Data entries
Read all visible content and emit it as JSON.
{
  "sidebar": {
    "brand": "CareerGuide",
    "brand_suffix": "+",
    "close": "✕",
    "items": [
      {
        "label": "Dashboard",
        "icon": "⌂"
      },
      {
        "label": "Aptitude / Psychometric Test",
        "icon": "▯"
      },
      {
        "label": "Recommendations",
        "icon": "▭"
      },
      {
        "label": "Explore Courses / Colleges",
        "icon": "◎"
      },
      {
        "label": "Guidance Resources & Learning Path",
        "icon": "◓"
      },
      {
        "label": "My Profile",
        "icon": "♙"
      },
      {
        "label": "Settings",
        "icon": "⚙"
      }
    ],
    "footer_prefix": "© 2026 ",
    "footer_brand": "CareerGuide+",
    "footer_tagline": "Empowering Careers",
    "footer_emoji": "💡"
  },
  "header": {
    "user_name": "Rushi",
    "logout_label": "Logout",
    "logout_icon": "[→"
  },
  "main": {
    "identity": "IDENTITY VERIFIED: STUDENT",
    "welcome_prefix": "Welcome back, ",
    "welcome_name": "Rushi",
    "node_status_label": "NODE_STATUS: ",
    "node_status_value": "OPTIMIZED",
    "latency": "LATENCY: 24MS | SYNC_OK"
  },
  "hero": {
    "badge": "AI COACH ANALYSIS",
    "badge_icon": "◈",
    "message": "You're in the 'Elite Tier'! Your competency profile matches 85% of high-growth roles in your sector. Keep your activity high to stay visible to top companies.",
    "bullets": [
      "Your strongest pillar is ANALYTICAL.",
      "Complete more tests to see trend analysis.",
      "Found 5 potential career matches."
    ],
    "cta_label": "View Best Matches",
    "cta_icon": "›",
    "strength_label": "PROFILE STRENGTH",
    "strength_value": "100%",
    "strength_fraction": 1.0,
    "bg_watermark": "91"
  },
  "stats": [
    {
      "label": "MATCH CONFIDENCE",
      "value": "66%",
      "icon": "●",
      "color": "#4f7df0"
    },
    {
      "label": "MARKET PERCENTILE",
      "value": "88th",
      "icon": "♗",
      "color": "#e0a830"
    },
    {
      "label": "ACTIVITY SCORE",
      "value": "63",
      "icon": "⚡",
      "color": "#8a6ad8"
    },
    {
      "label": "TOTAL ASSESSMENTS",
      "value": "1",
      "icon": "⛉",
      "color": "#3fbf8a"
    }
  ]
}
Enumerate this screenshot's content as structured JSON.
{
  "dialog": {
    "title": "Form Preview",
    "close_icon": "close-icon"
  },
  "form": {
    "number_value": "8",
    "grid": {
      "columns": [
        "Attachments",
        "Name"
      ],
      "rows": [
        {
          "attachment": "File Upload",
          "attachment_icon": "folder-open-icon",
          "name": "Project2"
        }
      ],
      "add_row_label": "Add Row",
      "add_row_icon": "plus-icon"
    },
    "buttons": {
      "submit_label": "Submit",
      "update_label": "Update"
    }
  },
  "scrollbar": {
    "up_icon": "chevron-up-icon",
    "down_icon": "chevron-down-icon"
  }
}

• GIVEN TASK: Write every record out again, unaltered.

• PROBLEM SOLUTION:
Read all visible content and emit it as JSON.
{
  "sidebar": {
    "brand": "CareerGuide",
    "brand_suffix": "+",
    "close": "✕",
    "items": [
      {
        "label": "Dashboard",
        "icon": "⌂"
      },
      {
        "label": "Aptitude / Psychometric Test",
        "icon": "▯"
      },
      {
        "label": "Recommendations",
        "icon": "▭"
      },
      {
        "label": "Explore Courses / Colleges",
        "icon": "◎"
      },
      {
        "label": "Guidance Resources & Learning Path",
        "icon": "◓"
      },
      {
        "label": "My Profile",
        "icon": "♙"
      },
      {
        "label": "Settings",
        "icon": "⚙"
      }
    ],
    "footer_prefix": "© 2026 ",
    "footer_brand": "CareerGuide+",
    "footer_tagline": "Empowering Careers",
    "footer_emoji": "💡"
  },
  "header": {
    "user_name": "Rushi",
    "logout_label": "Logout",
    "logout_icon": "[→"
  },
  "main": {
    "identity": "IDENTITY VERIFIED: STUDENT",
    "welcome_prefix": "Welcome back, ",
    "welcome_name": "Rushi",
    "node_status_label": "NODE_STATUS: ",
    "node_status_value": "OPTIMIZED",
    "latency": "LATENCY: 24MS | SYNC_OK"
  },
  "hero": {
    "badge": "AI COACH ANALYSIS",
    "badge_icon": "◈",
    "message": "You're in the 'Elite Tier'! Your competency profile matches 85% of high-growth roles in your sector. Keep your activity high to stay visible to top companies.",
    "bullets": [
      "Your strongest pillar is ANALYTICAL.",
      "Complete more tests to see trend analysis.",
      "Found 5 potential career matches."
    ],
    "cta_label": "View Best Matches",
    "cta_icon": "›",
    "strength_label": "PROFILE STRENGTH",
    "strength_value": "100%",
    "strength_fraction": 1.0,
    "bg_watermark": "91"
  },
  "stats": [
    {
      "label": "MATCH CONFIDENCE",
      "value": "66%",
      "icon": "●",
      "color": "#4f7df0"
    },
    {
      "label": "MARKET PERCENTILE",
      "value": "88th",
      "icon": "♗",
      "color": "#e0a830"
    },
    {
      "label": "ACTIVITY SCORE",
      "value": "63",
      "icon": "⚡",
      "color": "#8a6ad8"
    },
    {
      "label": "TOTAL ASSESSMENTS",
      "value": "1",
      "icon": "⛉",
      "color": "#3fbf8a"
    }
  ]
}
Enumerate this screenshot's content as structured JSON.
{
  "dialog": {
    "title": "Form Preview",
    "close_icon": "close-icon"
  },
  "form": {
    "number_value": "8",
    "grid": {
      "columns": [
        "Attachments",
        "Name"
      ],
      "rows": [
        {
          "attachment": "File Upload",
          "attachment_icon": "folder-open-icon",
          "name": "Project2"
        }
      ],
      "add_row_label": "Add Row",
      "add_row_icon": "plus-icon"
    },
    "buttons": {
      "submit_label": "Submit",
      "update_label": "Update"
    }
  },
  "scrollbar": {
    "up_icon": "chevron-up-icon",
    "down_icon": "chevron-down-icon"
  }
}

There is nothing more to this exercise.